# [WHAT YOU NEED TO DO]
Pick out all lines with the word "Contact" from the records that follow.

- - - - -

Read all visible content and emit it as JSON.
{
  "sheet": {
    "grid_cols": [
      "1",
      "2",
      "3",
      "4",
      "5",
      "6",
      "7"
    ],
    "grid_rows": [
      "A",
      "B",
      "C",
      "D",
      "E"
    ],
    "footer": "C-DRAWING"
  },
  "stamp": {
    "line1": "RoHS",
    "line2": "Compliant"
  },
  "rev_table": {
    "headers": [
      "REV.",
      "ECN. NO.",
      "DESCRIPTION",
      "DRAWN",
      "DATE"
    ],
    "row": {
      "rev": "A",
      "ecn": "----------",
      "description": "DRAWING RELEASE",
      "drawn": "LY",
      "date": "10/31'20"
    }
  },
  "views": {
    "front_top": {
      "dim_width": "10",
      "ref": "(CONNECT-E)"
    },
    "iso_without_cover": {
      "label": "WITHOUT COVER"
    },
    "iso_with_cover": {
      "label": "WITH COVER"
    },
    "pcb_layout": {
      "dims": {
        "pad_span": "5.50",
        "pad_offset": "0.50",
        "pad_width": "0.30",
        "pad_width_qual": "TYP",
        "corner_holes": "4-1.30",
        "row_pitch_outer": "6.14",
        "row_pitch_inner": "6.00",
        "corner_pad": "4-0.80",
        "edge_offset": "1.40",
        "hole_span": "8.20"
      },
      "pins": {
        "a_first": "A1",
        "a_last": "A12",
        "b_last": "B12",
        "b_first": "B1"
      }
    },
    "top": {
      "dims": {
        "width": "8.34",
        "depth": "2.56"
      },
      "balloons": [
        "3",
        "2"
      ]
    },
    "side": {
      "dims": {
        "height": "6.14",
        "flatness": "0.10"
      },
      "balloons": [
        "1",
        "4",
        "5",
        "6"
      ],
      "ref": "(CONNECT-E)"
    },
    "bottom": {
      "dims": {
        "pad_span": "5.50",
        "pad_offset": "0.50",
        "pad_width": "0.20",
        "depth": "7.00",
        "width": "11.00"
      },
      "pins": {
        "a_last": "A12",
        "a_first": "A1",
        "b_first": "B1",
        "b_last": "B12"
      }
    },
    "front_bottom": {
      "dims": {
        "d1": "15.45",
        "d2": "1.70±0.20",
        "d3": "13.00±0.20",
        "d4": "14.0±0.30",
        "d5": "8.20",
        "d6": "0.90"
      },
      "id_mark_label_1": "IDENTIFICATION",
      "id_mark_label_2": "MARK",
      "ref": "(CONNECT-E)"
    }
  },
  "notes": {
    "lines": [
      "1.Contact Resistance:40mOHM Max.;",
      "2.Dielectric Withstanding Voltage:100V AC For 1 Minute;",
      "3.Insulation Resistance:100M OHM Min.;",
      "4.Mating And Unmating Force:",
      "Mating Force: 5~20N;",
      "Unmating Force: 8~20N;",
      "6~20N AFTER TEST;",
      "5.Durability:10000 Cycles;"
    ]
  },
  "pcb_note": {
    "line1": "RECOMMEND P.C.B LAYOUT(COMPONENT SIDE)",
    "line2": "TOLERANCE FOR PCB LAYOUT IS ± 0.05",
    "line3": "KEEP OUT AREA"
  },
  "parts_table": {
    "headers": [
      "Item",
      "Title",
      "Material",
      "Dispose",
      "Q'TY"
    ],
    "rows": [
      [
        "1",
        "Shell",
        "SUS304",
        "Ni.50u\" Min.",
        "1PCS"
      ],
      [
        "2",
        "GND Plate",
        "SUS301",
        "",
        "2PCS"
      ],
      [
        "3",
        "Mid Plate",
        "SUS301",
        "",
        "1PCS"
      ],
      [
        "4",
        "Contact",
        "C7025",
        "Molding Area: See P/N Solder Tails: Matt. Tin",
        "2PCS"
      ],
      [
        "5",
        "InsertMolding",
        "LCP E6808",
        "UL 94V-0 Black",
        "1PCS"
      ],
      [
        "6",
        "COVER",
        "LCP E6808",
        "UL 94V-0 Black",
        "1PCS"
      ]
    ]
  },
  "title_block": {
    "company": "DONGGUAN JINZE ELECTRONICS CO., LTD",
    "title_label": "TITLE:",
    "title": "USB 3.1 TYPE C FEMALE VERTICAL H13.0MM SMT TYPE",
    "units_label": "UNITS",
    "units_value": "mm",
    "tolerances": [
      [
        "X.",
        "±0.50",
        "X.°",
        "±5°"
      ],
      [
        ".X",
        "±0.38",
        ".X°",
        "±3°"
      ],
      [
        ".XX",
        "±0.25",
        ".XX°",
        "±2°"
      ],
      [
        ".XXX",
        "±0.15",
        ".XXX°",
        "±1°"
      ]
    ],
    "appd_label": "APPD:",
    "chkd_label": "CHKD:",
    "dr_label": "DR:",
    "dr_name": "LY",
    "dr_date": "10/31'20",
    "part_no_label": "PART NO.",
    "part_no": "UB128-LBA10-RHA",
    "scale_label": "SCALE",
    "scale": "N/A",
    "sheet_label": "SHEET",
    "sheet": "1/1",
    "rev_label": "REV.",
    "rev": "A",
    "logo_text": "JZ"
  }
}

- - - - -

# [EXERCISE RESPONSE]
      "1.Contact Resistance:40mOHM Max.;",
        "Contact",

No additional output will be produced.